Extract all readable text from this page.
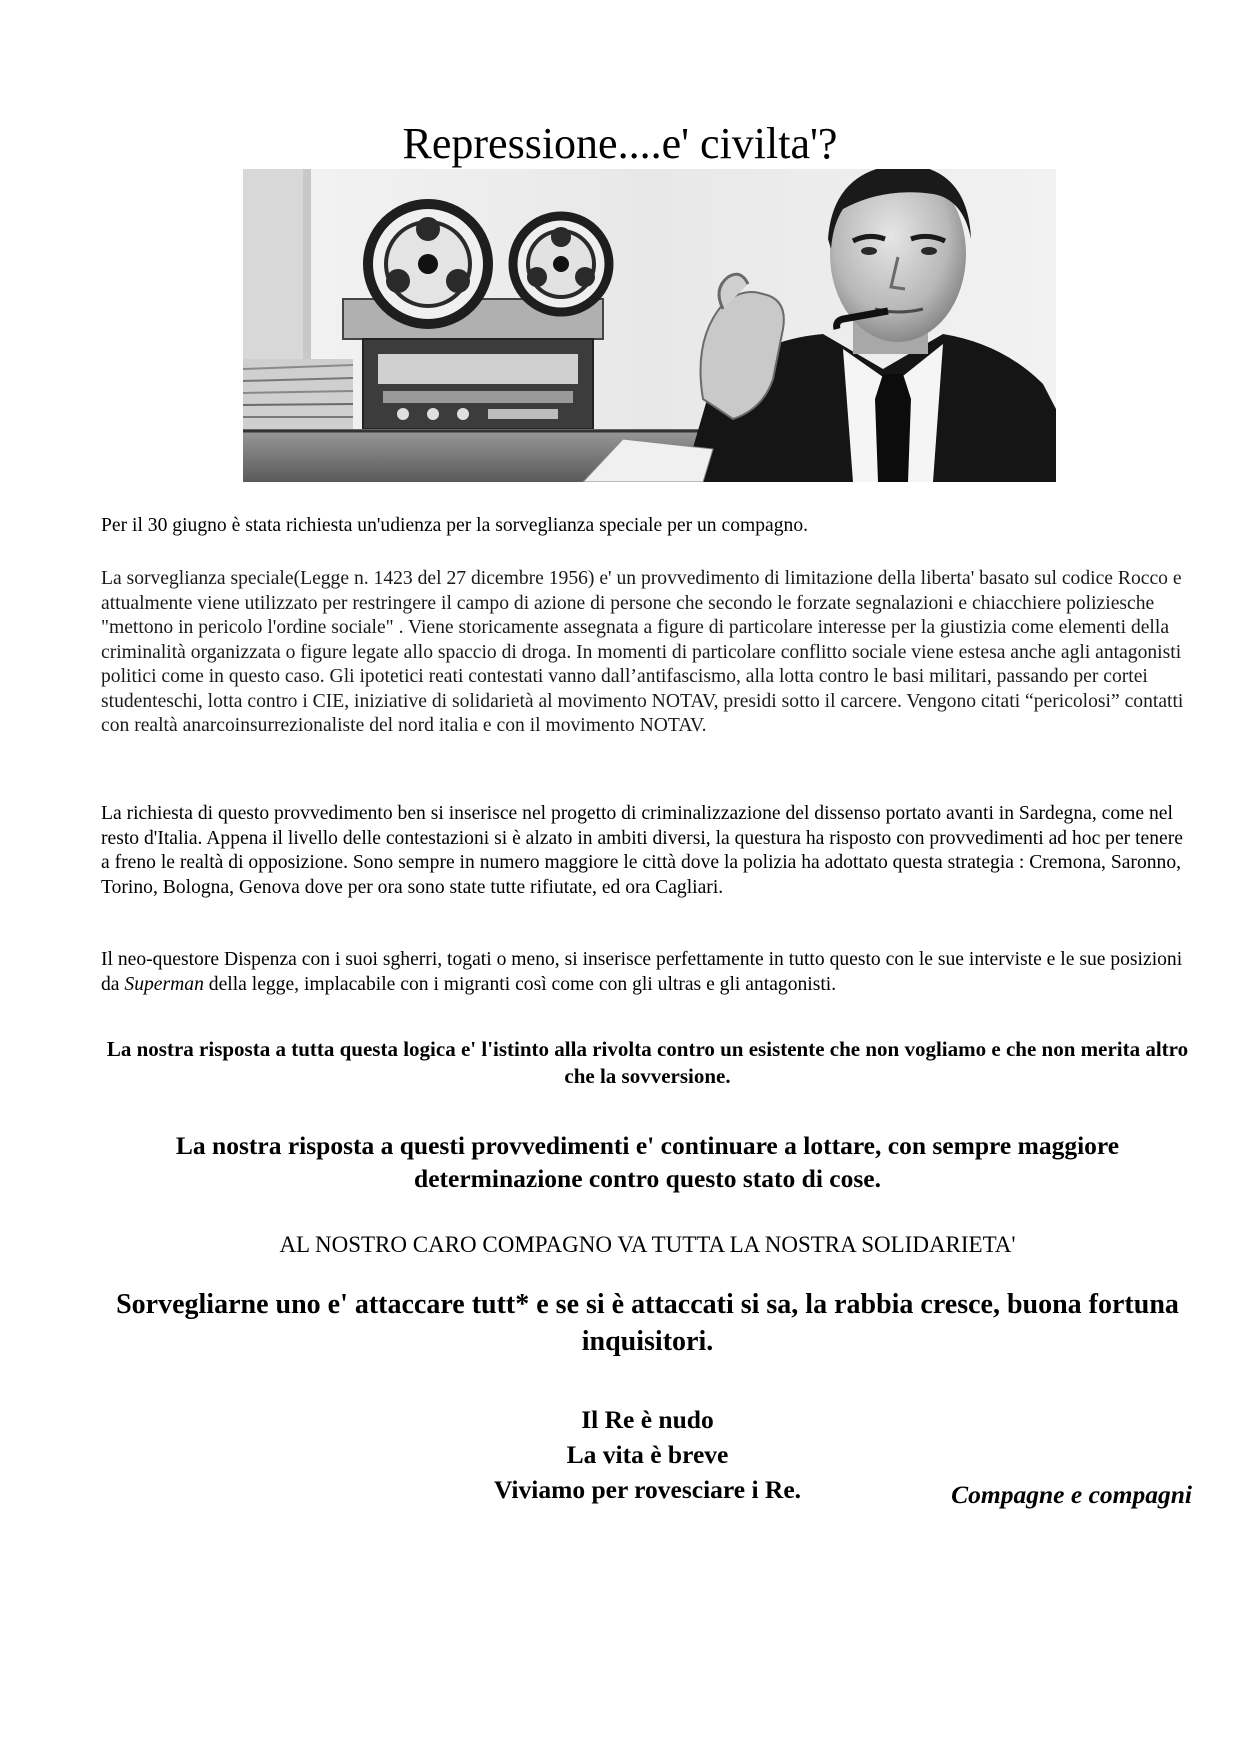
Repressione....e' civilta'?

Per il 30 giugno è stata richiesta un'udienza per la sorveglianza speciale per un compagno.

La sorveglianza speciale(Legge n. 1423 del 27 dicembre 1956) e' un provvedimento di limitazione della liberta' basato sul codice Rocco e attualmente viene utilizzato per restringere il campo di azione di persone che secondo le forzate segnalazioni e chiacchiere poliziesche "mettono in pericolo l'ordine sociale" . Viene storicamente assegnata a figure di particolare interesse per la giustizia come elementi della criminalità organizzata o figure legate allo spaccio di droga. In momenti di particolare conflitto sociale viene estesa anche agli antagonisti politici come in questo caso. Gli ipotetici reati contestati vanno dall’antifascismo, alla lotta contro le basi militari, passando per cortei studenteschi, lotta contro i CIE, iniziative di solidarietà al movimento NOTAV, presidi sotto il carcere. Vengono citati “pericolosi” contatti con realtà anarcoinsurrezionaliste del nord italia e con il movimento NOTAV.

La richiesta di questo provvedimento ben si inserisce nel progetto di criminalizzazione del dissenso portato avanti in Sardegna, come nel resto d'Italia. Appena il livello delle contestazioni si è alzato in ambiti diversi, la questura ha risposto con provvedimenti ad hoc per tenere a freno le realtà di opposizione. Sono sempre in numero maggiore le città dove la polizia ha adottato questa strategia : Cremona, Saronno, Torino, Bologna, Genova dove per ora sono state tutte rifiutate, ed ora Cagliari.

Il neo-questore Dispenza con i suoi sgherri, togati o meno, si inserisce perfettamente in tutto questo con le sue interviste e le sue posizioni da Superman della legge, implacabile con i migranti così come con gli ultras e gli antagonisti.

La nostra risposta a tutta questa logica e' l'istinto alla rivolta contro un esistente che non vogliamo e che non merita altro che la sovversione.

La nostra risposta a questi provvedimenti e' continuare a lottare, con sempre maggiore determinazione contro questo stato di cose.

AL NOSTRO CARO COMPAGNO VA TUTTA LA NOSTRA SOLIDARIETA'

Sorvegliarne uno e' attaccare tutt* e se si è attaccati si sa, la rabbia cresce, buona fortuna inquisitori.

Il Re è nudo
La vita è breve
Viviamo per rovesciare i Re.	Compagne e compagni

—————

▸ **SHORT EXERCISE**: Reproduce the material above verbatim; omit every picture.

▸ **FINISHED TASK**:
Extract all readable text from this page.
Repressione....e' civilta'?

Per il 30 giugno è stata richiesta un'udienza per la sorveglianza speciale per un compagno.

La sorveglianza speciale(Legge n. 1423 del 27 dicembre 1956) e' un provvedimento di limitazione della liberta' basato sul codice Rocco e attualmente viene utilizzato per restringere il campo di azione di persone che secondo le forzate segnalazioni e chiacchiere poliziesche "mettono in pericolo l'ordine sociale" . Viene storicamente assegnata a figure di particolare interesse per la giustizia come elementi della criminalità organizzata o figure legate allo spaccio di droga. In momenti di particolare conflitto sociale viene estesa anche agli antagonisti politici come in questo caso. Gli ipotetici reati contestati vanno dall’antifascismo, alla lotta contro le basi militari, passando per cortei studenteschi, lotta contro i CIE, iniziative di solidarietà al movimento NOTAV, presidi sotto il carcere. Vengono citati “pericolosi” contatti con realtà anarcoinsurrezionaliste del nord italia e con il movimento NOTAV.

La richiesta di questo provvedimento ben si inserisce nel progetto di criminalizzazione del dissenso portato avanti in Sardegna, come nel resto d'Italia. Appena il livello delle contestazioni si è alzato in ambiti diversi, la questura ha risposto con provvedimenti ad hoc per tenere a freno le realtà di opposizione. Sono sempre in numero maggiore le città dove la polizia ha adottato questa strategia : Cremona, Saronno, Torino, Bologna, Genova dove per ora sono state tutte rifiutate, ed ora Cagliari.

Il neo-questore Dispenza con i suoi sgherri, togati o meno, si inserisce perfettamente in tutto questo con le sue interviste e le sue posizioni da Superman della legge, implacabile con i migranti così come con gli ultras e gli antagonisti.

La nostra risposta a tutta questa logica e' l'istinto alla rivolta contro un esistente che non vogliamo e che non merita altro che la sovversione.

La nostra risposta a questi provvedimenti e' continuare a lottare, con sempre maggiore determinazione contro questo stato di cose.

AL NOSTRO CARO COMPAGNO VA TUTTA LA NOSTRA SOLIDARIETA'

Sorvegliarne uno e' attaccare tutt* e se si è attaccati si sa, la rabbia cresce, buona fortuna inquisitori.

Il Re è nudo
La vita è breve
Viviamo per rovesciare i Re.	Compagne e compagni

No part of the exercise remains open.